### SET EXERCISE
Copy every line with the string "inline" in it.

### DATASET CONTENT
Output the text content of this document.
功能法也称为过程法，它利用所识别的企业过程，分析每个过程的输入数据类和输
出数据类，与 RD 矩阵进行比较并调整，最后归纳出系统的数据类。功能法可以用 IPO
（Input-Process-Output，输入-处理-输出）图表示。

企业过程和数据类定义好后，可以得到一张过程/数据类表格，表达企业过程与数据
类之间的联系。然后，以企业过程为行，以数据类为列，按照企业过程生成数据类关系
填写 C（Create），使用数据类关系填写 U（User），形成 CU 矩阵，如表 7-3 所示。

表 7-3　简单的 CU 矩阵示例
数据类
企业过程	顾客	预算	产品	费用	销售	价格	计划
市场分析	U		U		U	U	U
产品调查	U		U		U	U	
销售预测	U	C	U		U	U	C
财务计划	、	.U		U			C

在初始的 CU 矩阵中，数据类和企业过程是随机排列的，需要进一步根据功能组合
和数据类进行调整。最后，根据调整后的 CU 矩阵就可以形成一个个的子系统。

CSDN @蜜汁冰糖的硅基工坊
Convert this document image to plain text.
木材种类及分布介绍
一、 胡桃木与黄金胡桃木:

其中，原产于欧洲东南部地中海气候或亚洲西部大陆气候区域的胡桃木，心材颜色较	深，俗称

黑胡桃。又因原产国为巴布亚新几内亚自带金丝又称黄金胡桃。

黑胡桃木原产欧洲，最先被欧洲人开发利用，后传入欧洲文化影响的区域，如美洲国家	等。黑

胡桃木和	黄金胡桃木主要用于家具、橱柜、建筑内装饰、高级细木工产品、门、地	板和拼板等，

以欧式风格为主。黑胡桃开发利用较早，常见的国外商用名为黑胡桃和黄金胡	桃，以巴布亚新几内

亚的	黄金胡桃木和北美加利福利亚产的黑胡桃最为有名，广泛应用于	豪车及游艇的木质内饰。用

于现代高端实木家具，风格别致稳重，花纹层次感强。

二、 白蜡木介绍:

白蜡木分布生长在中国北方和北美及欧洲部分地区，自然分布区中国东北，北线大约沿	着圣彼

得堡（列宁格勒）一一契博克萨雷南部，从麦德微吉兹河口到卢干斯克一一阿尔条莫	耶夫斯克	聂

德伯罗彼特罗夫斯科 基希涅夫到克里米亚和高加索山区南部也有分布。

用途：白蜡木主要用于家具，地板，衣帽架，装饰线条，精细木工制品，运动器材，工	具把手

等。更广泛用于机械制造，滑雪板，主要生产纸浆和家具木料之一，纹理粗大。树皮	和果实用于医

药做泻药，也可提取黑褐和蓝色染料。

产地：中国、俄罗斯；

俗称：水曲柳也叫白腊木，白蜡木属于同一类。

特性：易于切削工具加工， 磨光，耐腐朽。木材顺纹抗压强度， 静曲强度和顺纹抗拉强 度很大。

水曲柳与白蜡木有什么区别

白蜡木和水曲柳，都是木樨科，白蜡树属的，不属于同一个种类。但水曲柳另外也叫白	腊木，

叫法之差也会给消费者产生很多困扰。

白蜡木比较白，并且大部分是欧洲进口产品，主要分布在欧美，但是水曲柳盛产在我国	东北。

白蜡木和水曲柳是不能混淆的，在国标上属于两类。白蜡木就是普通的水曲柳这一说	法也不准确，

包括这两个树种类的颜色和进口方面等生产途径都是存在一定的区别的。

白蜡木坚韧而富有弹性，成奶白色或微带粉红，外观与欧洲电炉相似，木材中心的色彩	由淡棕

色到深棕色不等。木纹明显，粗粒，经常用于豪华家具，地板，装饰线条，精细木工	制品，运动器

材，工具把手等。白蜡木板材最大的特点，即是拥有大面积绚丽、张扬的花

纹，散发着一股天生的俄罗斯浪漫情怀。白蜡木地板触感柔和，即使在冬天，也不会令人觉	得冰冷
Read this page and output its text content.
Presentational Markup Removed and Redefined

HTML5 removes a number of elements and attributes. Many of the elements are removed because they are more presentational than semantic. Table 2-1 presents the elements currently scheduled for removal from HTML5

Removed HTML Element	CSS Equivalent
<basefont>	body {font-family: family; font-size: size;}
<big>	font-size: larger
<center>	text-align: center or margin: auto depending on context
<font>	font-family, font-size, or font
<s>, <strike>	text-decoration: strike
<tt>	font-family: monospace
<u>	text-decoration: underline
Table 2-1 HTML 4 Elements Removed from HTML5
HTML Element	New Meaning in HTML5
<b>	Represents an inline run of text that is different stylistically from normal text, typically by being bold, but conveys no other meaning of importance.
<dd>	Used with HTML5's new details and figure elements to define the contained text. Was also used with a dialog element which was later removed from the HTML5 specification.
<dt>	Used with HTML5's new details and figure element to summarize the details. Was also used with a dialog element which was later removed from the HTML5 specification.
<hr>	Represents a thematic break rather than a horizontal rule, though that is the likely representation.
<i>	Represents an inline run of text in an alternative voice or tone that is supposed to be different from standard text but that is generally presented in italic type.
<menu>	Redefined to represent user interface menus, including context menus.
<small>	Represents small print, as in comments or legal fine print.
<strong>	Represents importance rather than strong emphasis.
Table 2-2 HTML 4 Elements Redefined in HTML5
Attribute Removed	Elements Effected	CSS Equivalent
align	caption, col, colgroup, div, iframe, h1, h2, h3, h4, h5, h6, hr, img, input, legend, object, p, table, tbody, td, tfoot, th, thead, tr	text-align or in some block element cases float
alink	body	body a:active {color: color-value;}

### COMPLETE ANSWER
<b>	Represents an inline run of text that is different stylistically from normal text, typically by being bold, but conveys no other meaning of importance.
<i>	Represents an inline run of text in an alternative voice or tone that is supposed to be different from standard text but that is generally presented in italic type.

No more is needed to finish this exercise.